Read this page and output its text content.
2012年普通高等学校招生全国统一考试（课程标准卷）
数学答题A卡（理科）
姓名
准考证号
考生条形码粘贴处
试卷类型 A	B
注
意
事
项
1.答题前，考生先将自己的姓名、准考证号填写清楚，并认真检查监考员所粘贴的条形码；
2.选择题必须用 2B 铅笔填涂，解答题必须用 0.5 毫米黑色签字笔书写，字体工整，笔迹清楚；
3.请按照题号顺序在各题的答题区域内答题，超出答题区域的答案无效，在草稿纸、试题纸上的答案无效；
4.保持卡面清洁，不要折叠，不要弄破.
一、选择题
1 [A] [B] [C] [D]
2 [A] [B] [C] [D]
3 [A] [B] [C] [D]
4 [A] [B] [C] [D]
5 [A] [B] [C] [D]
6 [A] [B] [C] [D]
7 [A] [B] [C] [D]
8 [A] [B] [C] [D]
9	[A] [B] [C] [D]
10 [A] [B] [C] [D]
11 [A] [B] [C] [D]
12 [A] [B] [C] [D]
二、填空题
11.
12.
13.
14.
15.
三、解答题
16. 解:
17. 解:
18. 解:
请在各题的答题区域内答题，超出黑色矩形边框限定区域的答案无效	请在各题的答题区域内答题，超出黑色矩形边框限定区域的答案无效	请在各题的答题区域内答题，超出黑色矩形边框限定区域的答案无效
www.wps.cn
* * * * *
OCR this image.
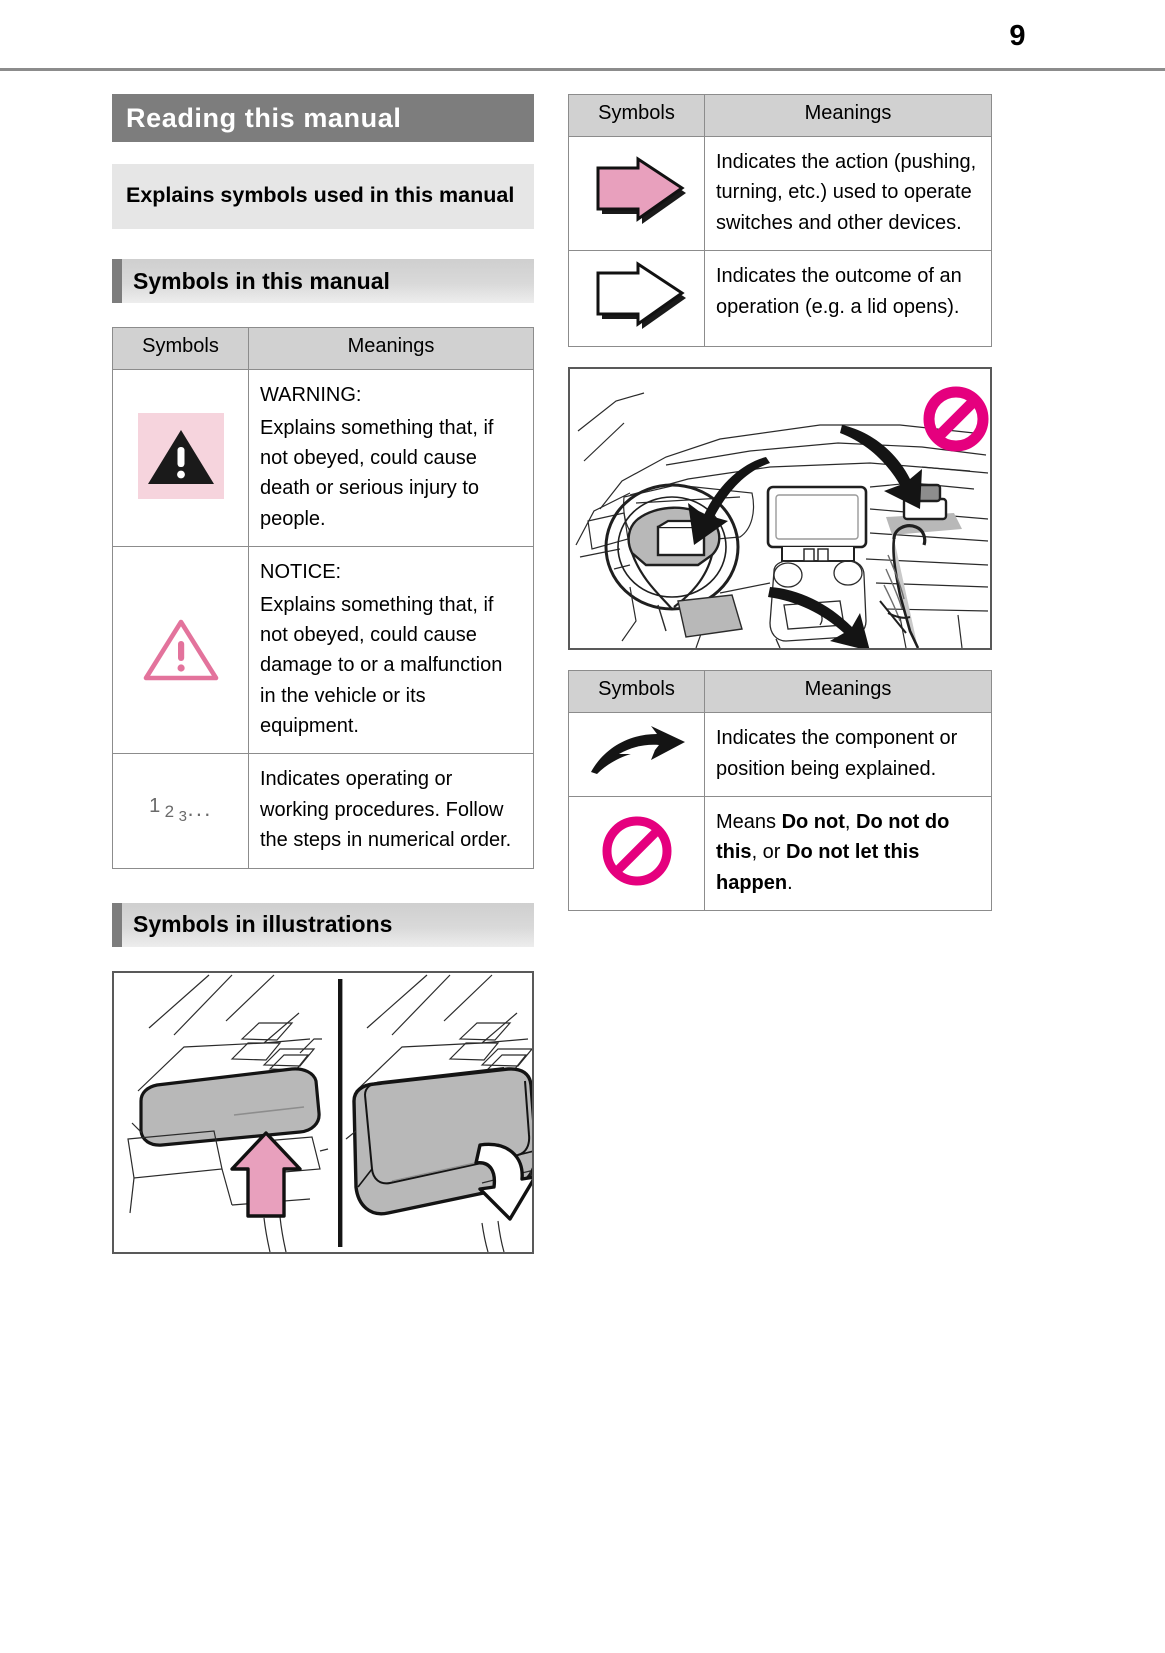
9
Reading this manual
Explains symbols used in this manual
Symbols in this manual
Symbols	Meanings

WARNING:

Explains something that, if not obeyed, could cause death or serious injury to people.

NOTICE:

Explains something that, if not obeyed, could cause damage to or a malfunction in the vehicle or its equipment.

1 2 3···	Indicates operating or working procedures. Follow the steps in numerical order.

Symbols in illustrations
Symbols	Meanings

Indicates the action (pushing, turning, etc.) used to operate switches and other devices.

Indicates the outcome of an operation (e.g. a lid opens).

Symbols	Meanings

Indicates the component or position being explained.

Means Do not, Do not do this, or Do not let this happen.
* * * * *
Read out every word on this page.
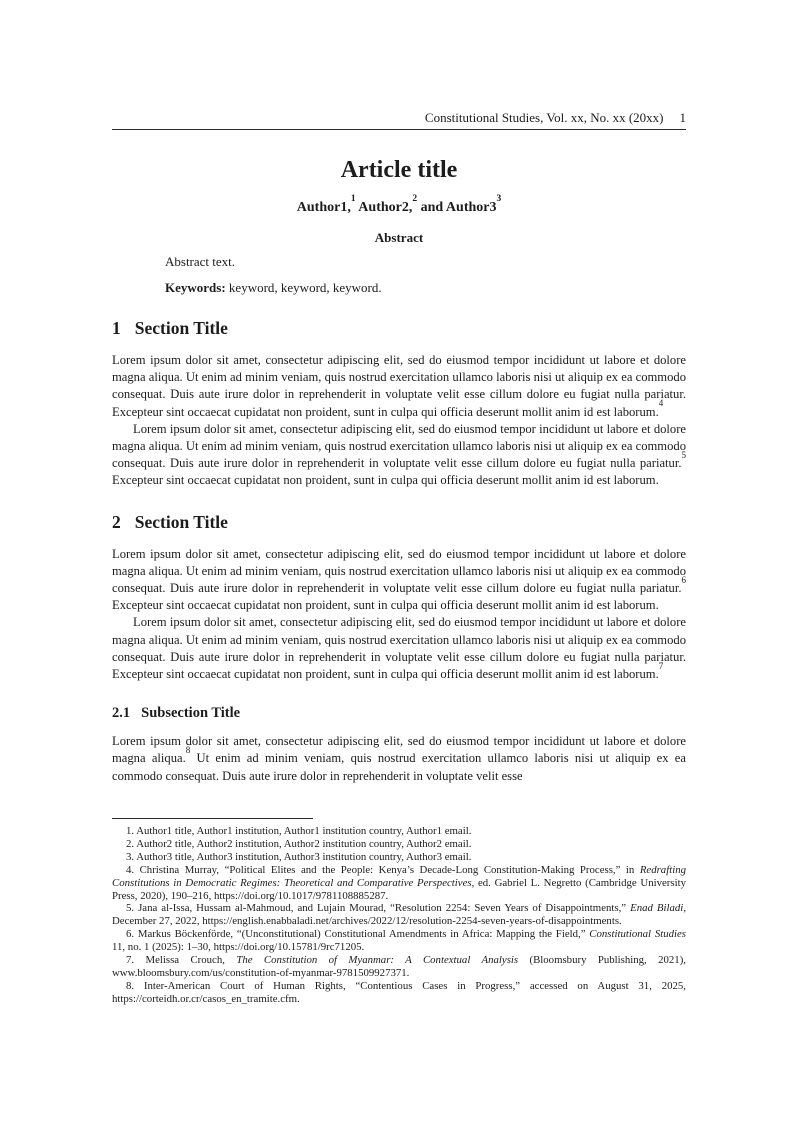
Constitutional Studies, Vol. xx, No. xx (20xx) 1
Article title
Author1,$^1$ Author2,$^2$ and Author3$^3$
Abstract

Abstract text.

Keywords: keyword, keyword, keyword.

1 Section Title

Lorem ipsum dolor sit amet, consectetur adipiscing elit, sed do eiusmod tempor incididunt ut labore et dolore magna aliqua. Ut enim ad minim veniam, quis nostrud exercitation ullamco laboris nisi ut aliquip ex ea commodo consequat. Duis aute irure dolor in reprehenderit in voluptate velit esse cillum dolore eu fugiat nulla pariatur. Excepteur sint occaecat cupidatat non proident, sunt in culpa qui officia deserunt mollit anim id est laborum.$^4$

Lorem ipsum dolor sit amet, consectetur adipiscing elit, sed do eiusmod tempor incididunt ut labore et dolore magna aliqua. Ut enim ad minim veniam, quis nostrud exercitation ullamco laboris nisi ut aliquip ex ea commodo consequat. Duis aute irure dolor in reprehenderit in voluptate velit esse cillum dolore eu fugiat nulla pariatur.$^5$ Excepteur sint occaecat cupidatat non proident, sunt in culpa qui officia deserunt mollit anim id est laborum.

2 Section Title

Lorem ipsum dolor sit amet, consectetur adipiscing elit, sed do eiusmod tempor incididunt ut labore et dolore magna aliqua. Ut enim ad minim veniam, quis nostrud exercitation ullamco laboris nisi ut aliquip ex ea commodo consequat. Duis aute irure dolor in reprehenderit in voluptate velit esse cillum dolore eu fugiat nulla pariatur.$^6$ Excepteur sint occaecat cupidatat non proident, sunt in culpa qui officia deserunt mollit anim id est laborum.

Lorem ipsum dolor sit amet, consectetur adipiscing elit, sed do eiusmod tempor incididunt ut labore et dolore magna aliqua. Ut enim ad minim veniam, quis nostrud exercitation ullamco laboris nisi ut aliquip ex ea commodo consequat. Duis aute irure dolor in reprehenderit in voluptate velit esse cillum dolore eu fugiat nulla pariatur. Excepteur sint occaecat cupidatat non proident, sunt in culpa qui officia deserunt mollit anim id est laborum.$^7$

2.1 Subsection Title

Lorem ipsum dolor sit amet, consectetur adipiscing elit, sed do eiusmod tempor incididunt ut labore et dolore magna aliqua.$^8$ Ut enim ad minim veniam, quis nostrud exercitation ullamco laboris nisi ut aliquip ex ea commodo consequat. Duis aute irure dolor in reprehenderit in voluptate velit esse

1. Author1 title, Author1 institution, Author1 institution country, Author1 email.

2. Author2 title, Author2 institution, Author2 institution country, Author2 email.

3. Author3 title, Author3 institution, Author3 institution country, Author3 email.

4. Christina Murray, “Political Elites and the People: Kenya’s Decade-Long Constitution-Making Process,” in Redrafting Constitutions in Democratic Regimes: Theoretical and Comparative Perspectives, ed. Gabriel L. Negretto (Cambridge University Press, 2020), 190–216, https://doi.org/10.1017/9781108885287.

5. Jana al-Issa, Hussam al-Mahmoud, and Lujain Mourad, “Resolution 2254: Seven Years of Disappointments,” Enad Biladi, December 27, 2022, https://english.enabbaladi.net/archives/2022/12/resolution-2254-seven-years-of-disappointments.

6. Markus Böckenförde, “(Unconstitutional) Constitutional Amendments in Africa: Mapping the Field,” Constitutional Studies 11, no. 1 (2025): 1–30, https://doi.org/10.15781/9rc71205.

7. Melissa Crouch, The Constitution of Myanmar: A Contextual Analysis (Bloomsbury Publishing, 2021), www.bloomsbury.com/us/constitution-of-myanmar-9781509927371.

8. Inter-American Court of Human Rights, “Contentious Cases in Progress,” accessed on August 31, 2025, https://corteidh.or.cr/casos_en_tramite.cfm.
* * * * *
### BRIEF
Scan the material above. Extract every line in which the word "obeyed" occurs.

### THE RESPONSE
Explains something that, if not obeyed, could cause death or serious injury to people.
Explains something that, if not obeyed, could cause damage to or a malfunction in the vehicle or its equipment.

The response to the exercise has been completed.